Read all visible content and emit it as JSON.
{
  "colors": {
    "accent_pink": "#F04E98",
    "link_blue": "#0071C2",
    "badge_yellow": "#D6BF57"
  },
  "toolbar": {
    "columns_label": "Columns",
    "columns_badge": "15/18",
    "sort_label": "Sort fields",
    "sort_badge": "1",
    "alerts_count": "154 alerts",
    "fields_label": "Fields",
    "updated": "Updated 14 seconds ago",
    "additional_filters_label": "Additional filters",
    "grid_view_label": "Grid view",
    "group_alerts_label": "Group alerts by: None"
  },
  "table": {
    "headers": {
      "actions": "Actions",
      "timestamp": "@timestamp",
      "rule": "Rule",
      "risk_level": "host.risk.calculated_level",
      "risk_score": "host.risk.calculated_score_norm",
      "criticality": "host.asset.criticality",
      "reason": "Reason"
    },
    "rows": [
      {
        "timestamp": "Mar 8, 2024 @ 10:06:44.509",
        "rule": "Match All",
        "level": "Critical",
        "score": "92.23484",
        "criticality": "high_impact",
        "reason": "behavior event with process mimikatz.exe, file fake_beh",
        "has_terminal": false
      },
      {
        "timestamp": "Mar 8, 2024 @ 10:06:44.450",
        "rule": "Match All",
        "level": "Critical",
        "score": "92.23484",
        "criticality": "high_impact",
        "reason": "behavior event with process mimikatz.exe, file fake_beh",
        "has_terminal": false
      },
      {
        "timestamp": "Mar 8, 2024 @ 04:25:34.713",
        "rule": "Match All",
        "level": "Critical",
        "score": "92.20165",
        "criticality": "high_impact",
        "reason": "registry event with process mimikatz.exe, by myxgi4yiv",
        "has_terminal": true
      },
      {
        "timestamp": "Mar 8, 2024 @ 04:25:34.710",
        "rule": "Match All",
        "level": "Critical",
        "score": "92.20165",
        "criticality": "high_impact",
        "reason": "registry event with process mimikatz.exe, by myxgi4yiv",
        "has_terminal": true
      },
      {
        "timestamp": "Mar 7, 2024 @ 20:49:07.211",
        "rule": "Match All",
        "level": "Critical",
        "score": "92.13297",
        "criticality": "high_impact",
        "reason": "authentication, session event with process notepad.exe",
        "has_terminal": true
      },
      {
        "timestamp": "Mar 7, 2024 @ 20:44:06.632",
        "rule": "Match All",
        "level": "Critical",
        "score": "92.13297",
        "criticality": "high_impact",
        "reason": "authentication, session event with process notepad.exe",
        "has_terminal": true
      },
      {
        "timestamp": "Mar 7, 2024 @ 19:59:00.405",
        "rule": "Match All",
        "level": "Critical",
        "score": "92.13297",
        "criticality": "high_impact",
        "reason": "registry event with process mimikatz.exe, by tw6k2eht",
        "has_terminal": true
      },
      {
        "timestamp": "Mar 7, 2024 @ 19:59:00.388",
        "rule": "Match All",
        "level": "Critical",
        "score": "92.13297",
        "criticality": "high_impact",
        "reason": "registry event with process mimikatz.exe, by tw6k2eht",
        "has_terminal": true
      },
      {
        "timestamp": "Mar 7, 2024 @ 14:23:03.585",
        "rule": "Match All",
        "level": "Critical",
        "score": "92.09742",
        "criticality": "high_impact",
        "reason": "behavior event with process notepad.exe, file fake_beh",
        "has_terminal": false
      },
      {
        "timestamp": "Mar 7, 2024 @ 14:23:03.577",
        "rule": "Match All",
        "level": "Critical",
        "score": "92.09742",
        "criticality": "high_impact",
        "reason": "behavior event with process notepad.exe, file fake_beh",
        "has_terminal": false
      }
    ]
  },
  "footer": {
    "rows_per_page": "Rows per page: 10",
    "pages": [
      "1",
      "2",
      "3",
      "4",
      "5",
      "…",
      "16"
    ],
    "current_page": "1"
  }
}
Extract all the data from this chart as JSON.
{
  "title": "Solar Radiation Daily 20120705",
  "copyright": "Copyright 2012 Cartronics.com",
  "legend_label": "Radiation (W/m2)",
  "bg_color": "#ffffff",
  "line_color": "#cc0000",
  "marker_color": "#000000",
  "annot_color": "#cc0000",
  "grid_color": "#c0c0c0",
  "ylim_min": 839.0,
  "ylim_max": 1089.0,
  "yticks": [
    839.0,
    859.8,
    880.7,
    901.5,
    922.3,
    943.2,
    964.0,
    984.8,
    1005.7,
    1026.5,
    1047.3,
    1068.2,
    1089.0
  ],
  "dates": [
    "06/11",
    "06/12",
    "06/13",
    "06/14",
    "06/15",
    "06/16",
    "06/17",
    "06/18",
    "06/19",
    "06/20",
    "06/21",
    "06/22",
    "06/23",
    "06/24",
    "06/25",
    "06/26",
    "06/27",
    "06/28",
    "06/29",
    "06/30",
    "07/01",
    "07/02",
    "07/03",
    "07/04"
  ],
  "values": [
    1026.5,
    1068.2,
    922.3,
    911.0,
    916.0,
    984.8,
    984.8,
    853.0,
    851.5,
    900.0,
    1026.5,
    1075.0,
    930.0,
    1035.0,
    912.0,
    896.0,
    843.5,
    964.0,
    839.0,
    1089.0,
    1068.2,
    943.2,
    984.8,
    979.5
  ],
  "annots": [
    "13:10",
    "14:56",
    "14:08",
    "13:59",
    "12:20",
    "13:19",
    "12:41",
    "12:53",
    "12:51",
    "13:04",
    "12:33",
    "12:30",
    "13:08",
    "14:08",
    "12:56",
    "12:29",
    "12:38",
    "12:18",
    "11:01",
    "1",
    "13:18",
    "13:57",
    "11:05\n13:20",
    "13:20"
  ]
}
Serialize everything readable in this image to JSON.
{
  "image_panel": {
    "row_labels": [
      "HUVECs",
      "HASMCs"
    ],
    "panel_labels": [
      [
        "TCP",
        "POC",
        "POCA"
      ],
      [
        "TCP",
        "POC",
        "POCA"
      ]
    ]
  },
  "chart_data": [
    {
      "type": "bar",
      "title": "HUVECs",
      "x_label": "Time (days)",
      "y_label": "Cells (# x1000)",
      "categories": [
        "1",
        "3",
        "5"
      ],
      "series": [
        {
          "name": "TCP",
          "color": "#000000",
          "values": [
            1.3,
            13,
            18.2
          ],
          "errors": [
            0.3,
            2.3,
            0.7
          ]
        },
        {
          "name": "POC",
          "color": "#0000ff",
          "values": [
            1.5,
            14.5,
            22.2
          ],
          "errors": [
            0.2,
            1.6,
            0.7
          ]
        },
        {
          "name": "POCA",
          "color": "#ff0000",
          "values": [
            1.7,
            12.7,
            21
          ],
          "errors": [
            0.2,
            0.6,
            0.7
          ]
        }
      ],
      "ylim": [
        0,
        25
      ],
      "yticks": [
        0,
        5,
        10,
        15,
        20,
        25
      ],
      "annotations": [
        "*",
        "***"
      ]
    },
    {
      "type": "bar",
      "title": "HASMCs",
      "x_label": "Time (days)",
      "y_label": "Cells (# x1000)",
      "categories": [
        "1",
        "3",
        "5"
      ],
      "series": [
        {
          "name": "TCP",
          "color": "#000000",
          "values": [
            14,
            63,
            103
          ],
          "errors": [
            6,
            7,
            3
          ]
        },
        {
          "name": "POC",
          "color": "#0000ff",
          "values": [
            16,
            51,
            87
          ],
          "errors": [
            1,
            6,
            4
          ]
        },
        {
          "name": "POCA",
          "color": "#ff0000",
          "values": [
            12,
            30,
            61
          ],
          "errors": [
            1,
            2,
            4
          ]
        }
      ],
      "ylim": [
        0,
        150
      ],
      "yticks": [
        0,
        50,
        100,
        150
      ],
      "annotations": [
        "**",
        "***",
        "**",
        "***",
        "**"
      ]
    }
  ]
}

........

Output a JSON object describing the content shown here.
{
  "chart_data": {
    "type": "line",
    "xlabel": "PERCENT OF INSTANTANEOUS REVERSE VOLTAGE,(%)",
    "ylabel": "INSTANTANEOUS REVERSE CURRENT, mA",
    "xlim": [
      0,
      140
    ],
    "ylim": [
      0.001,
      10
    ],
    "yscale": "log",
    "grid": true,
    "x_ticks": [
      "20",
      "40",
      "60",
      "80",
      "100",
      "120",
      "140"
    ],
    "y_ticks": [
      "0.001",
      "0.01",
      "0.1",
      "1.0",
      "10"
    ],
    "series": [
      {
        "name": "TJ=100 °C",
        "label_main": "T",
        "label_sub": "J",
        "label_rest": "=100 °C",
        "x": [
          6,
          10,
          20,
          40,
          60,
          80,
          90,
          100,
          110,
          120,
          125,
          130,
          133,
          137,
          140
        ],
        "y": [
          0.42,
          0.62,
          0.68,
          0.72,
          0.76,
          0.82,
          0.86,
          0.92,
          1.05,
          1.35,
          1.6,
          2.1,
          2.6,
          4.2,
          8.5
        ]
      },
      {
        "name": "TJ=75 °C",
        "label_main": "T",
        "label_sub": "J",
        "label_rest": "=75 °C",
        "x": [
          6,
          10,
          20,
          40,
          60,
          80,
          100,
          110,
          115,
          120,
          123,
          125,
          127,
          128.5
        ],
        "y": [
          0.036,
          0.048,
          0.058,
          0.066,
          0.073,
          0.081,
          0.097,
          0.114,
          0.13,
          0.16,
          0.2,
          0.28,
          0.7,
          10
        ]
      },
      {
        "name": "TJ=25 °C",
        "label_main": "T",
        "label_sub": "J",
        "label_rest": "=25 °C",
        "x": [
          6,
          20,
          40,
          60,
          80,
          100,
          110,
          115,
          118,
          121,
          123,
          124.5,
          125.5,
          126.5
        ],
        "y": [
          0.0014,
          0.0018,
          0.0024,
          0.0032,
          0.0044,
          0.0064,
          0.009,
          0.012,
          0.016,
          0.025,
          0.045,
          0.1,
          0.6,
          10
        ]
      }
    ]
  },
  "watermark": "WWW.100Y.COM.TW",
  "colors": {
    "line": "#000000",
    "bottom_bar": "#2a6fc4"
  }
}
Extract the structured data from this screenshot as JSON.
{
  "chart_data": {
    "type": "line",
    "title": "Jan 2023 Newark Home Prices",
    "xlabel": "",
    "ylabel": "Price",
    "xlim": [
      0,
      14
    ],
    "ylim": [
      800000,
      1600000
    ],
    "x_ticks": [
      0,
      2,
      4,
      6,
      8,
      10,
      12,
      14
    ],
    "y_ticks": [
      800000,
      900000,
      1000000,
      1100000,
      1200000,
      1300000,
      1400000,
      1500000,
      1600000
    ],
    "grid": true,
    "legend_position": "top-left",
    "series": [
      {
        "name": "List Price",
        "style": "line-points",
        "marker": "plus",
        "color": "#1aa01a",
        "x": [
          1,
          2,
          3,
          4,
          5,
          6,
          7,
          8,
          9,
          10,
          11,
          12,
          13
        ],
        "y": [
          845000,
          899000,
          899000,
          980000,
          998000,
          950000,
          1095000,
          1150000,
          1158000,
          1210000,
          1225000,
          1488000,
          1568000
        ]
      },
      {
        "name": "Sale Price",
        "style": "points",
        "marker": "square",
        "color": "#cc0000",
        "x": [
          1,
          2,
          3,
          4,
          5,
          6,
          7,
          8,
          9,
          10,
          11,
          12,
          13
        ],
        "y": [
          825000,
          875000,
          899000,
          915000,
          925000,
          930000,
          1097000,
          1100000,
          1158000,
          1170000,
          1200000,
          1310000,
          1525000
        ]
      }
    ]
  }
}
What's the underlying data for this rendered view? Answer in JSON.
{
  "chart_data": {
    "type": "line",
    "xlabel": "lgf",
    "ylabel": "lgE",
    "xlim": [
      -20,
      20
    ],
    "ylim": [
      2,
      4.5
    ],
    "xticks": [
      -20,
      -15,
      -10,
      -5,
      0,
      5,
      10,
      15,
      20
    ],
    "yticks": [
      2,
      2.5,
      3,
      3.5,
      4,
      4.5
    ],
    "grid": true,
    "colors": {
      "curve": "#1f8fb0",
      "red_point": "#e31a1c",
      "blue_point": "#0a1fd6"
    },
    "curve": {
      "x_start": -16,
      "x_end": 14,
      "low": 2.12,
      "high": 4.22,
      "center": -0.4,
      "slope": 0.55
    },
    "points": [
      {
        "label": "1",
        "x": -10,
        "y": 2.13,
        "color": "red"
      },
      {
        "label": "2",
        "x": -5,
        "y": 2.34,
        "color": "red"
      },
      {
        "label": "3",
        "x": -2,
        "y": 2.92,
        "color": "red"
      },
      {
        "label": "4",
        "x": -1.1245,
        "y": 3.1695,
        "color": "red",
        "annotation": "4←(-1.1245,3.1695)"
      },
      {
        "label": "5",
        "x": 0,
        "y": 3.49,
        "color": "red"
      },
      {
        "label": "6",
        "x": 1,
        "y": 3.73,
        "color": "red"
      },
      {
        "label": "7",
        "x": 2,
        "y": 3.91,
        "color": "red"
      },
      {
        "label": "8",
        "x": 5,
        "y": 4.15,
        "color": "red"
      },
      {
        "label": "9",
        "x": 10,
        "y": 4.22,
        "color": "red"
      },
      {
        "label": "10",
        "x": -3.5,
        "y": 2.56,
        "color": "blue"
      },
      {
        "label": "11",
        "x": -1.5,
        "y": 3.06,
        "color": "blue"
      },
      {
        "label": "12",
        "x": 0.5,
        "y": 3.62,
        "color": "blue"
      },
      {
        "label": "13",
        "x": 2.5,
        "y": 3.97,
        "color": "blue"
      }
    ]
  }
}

........

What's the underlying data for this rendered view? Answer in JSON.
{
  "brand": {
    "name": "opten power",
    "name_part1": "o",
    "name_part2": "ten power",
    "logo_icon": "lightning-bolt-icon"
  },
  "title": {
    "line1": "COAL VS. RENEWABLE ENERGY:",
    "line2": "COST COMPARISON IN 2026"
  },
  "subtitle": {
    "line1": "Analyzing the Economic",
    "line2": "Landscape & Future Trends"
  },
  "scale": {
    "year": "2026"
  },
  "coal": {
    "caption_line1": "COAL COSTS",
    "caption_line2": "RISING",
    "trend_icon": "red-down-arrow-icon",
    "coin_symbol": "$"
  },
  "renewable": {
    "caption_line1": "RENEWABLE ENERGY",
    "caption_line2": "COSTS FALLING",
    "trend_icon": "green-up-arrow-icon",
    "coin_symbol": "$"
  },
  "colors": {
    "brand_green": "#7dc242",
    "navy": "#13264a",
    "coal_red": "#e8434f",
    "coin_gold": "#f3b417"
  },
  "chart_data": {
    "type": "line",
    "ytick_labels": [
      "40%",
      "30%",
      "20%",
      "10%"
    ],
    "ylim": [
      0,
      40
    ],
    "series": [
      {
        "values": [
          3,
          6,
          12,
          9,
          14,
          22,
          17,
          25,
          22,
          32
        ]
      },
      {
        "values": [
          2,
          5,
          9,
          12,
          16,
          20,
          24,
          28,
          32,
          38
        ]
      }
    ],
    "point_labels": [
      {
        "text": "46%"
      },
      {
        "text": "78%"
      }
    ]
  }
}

........

Description of the task: Only the number is wanted: how many lines of the material contain the word "risk"?

The answer: 2